What the exercise asks. Where a line holds "this", copy it.

Exercise data.
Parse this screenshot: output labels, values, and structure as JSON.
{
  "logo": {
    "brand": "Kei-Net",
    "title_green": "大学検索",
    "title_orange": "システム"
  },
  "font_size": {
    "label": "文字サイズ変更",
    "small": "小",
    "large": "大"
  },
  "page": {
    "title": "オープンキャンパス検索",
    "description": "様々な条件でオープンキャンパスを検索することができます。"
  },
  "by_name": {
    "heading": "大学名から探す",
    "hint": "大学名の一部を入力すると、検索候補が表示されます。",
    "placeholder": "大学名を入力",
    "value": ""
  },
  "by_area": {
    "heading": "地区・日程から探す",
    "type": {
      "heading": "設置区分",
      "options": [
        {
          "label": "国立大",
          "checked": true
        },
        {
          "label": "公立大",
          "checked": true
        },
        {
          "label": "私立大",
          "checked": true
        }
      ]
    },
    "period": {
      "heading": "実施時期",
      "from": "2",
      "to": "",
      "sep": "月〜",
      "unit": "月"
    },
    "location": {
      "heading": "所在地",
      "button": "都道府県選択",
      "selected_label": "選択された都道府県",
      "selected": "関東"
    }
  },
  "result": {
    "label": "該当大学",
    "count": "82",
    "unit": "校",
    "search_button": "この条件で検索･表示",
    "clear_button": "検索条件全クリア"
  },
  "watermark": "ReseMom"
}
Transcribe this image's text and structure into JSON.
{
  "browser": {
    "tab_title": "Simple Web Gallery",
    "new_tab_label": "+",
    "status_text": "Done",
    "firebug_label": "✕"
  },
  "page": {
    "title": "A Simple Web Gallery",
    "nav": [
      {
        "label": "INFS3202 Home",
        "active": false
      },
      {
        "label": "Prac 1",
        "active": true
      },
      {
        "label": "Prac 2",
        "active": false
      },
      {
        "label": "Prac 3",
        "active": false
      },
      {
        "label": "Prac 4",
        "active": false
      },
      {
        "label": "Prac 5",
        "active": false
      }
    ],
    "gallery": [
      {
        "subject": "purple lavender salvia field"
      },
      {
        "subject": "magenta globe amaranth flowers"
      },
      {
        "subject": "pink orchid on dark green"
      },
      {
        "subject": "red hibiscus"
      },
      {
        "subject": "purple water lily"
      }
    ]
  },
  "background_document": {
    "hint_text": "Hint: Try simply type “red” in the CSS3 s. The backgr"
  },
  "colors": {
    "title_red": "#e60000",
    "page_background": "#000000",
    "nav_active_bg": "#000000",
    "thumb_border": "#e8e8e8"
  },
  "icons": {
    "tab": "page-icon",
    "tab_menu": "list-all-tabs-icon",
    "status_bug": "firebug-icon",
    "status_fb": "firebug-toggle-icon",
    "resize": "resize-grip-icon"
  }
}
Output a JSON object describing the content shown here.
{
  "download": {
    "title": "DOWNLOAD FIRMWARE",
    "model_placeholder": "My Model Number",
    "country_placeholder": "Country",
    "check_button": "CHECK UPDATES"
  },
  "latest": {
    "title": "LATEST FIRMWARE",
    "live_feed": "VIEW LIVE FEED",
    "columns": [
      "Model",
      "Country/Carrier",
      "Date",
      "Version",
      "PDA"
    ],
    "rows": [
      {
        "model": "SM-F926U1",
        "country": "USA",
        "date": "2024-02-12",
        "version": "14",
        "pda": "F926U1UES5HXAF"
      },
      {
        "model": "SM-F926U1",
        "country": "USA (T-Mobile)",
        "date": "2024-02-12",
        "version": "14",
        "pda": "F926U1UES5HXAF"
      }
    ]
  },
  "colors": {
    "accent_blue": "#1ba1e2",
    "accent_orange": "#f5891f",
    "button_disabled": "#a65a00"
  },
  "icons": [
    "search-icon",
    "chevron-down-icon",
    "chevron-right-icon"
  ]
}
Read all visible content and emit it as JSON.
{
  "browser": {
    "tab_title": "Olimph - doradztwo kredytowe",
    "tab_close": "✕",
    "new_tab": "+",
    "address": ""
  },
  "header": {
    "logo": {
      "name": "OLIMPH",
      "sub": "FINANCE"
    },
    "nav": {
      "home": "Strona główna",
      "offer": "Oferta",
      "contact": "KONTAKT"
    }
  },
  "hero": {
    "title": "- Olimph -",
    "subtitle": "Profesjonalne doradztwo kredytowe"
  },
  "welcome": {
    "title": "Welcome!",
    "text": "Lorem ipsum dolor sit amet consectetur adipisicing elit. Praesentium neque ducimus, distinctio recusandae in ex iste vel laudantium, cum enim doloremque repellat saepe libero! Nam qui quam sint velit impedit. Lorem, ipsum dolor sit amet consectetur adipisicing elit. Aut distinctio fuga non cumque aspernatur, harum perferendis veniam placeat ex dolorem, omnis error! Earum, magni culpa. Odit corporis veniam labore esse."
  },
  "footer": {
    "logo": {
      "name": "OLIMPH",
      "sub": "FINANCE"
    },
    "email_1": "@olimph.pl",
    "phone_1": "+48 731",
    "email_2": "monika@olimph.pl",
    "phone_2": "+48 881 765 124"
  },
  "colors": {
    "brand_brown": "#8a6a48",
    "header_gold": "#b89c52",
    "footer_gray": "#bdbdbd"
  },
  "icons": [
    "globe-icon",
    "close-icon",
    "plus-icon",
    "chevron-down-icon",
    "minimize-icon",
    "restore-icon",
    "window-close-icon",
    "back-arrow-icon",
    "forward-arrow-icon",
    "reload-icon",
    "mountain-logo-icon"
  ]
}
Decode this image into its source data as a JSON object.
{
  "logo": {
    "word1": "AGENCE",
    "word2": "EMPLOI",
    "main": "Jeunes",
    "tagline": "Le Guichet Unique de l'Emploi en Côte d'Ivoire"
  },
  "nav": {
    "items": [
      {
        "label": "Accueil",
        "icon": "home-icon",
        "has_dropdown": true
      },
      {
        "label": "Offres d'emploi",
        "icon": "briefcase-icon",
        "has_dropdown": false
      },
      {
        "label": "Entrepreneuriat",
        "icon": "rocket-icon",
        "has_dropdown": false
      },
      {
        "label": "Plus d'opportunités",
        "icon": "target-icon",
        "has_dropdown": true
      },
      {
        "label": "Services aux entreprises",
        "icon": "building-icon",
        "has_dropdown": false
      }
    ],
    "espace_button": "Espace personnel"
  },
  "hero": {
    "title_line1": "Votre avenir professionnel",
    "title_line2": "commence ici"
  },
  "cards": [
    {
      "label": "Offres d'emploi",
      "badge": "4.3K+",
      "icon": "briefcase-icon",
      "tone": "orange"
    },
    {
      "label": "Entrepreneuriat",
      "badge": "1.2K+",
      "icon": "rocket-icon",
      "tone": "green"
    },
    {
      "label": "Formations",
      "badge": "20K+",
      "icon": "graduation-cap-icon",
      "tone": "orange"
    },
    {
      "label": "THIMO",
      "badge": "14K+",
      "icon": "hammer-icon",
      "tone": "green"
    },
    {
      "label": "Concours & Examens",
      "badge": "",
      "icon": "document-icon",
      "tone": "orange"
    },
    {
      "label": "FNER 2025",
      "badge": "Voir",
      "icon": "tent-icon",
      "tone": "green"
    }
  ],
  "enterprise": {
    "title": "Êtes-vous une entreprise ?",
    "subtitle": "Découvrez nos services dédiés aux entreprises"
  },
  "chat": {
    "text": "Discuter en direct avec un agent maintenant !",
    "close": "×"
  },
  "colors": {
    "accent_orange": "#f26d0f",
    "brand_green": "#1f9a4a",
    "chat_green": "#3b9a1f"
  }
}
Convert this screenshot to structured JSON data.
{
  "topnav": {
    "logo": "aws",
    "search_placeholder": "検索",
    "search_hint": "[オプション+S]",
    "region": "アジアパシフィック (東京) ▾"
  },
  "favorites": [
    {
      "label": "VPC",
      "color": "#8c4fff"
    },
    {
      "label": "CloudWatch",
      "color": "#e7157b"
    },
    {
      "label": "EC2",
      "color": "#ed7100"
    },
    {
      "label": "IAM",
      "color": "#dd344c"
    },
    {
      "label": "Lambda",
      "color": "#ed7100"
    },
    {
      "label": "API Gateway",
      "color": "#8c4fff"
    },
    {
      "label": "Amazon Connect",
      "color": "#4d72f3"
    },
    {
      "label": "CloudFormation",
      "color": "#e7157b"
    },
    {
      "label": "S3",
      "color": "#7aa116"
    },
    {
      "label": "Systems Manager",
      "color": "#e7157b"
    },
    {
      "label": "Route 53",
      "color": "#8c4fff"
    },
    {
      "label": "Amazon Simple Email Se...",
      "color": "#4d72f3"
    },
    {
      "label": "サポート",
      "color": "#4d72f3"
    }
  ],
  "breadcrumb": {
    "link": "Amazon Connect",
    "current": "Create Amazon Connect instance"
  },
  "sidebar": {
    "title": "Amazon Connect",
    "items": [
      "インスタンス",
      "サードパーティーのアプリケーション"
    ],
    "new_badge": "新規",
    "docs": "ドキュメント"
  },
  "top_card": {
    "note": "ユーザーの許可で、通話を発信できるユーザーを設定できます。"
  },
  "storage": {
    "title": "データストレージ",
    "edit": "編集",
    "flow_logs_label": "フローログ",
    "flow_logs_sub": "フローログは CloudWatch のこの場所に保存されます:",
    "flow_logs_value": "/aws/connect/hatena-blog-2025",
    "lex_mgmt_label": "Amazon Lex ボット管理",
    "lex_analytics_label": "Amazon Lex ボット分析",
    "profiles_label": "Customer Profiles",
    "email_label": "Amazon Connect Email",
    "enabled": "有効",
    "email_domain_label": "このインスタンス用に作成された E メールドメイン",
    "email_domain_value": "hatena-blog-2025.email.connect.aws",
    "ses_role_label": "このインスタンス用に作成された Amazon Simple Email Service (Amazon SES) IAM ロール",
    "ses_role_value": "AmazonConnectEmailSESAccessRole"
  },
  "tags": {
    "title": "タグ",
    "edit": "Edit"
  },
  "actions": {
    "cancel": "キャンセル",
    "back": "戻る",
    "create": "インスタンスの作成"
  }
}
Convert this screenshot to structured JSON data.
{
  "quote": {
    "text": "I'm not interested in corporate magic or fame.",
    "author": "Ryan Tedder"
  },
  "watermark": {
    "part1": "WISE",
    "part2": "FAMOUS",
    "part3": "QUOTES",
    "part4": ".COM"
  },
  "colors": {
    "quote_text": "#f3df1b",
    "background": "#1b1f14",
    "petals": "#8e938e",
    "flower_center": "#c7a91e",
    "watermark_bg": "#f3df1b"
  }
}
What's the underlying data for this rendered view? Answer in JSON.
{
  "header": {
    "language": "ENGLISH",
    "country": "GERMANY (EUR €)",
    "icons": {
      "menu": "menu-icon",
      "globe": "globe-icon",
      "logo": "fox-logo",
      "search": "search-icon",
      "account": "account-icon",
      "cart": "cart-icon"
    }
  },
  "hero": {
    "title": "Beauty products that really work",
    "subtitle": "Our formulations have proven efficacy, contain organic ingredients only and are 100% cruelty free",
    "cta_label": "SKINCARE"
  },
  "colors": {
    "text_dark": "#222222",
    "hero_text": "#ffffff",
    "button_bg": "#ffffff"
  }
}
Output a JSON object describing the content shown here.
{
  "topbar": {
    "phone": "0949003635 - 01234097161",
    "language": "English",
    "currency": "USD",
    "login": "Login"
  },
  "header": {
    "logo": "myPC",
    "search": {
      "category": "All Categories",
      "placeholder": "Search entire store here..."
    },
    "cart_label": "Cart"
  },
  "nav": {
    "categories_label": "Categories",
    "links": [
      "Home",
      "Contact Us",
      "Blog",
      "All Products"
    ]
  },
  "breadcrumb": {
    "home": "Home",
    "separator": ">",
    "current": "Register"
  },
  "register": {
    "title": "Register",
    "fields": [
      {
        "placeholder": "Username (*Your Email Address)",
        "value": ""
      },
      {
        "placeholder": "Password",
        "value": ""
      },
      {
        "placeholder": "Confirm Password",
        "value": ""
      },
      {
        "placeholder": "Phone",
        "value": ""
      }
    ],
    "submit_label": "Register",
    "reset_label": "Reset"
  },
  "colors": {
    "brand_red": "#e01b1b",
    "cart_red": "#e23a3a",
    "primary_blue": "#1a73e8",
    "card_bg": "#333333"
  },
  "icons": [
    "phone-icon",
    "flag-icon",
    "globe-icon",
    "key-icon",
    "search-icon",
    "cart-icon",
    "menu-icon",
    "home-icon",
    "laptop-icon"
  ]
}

Exercise solution.
Parse this screenshot: output labels, values, and structure as JSON.
Transcribe this image's text and structure into JSON.
Decode this image into its source data as a JSON object.
Convert this screenshot to structured JSON data.
Convert this screenshot to structured JSON data.
What's the underlying data for this rendered view? Answer in JSON.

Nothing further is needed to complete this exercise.